What is being asked –
Go through the entries one line at a time, and gather every line that has the word "содействовать".

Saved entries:
───

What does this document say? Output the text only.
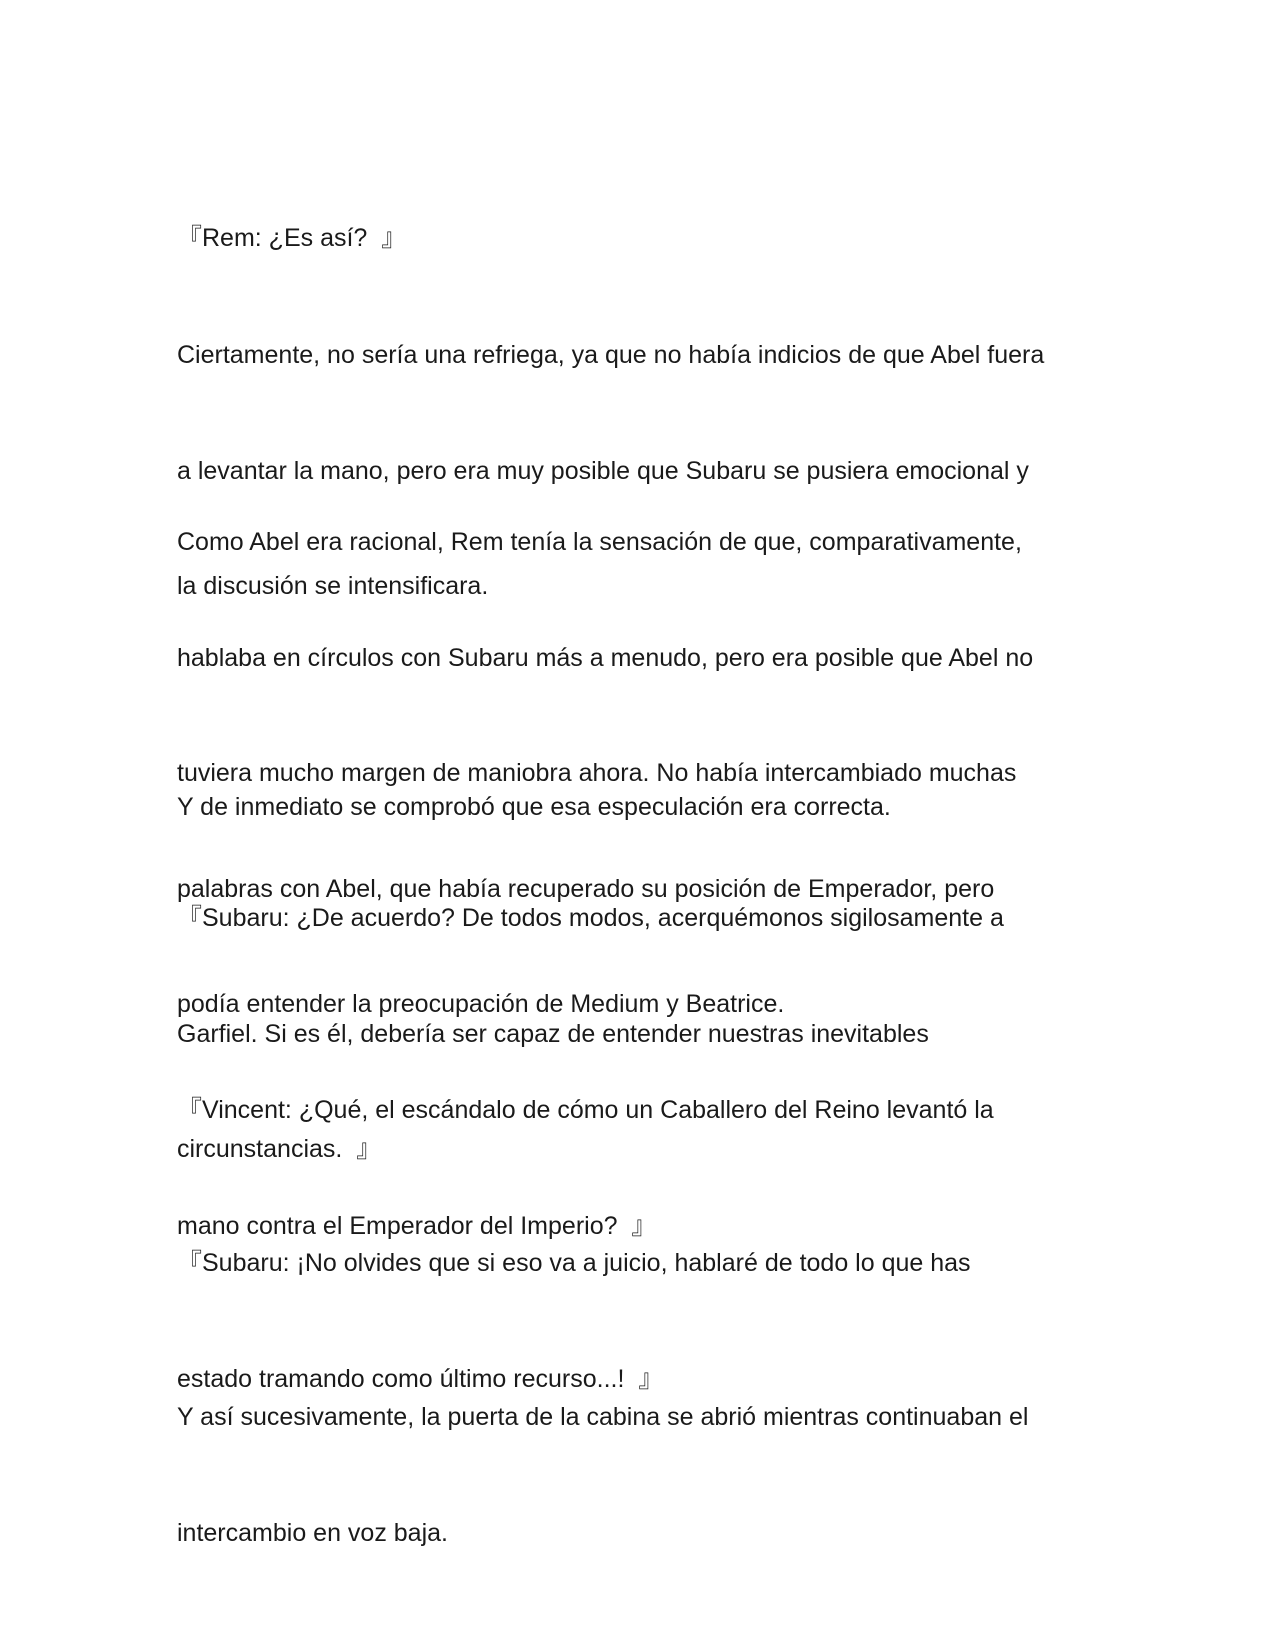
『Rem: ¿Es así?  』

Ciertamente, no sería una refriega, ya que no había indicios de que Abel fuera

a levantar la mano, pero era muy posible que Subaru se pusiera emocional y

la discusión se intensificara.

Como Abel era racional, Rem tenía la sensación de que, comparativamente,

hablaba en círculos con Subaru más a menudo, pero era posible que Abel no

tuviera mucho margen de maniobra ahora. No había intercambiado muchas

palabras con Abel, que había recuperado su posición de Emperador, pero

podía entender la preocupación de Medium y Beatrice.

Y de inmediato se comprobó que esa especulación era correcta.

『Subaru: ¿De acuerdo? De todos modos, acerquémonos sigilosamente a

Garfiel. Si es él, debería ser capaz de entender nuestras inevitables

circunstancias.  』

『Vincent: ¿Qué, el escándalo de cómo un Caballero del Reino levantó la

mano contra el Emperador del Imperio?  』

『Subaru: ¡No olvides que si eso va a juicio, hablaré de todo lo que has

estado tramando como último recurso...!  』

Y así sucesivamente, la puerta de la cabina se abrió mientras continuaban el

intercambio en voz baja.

───

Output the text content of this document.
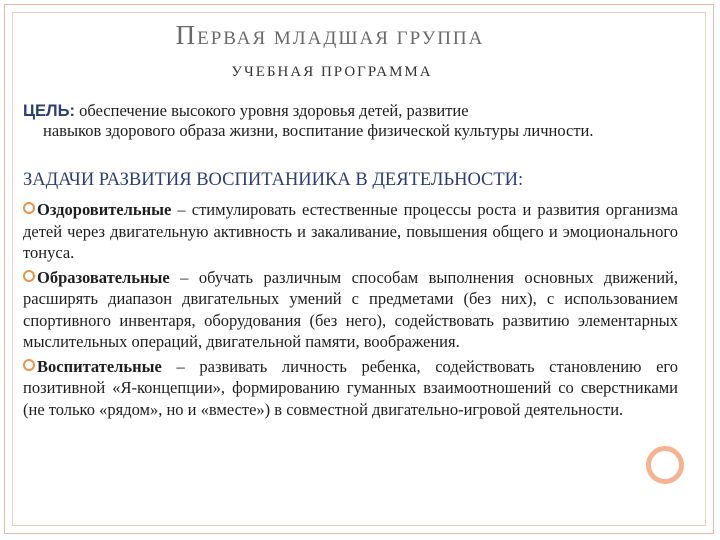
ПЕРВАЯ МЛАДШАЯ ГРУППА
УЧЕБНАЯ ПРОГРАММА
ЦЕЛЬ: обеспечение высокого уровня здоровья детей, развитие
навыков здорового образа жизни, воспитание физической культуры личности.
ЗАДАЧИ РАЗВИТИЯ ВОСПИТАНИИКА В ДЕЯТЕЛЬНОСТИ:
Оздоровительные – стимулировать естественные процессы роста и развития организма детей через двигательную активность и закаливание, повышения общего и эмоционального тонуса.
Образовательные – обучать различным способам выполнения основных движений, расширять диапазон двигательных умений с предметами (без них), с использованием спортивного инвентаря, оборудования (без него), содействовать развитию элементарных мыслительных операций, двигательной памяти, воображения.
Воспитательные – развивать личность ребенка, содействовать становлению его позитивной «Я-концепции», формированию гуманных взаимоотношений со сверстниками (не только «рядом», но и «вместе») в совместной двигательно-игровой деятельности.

───

Response to this exercise –
Образовательные – обучать различным способам выполнения основных движений, расширять диапазон двигательных умений с предметами (без них), с использованием спортивного инвентаря, оборудования (без него), содействовать развитию элементарных мыслительных операций, двигательной памяти, воображения.
Воспитательные – развивать личность ребенка, содействовать становлению его позитивной «Я-концепции», формированию гуманных взаимоотношений со сверстниками (не только «рядом», но и «вместе») в совместной двигательно-игровой деятельности.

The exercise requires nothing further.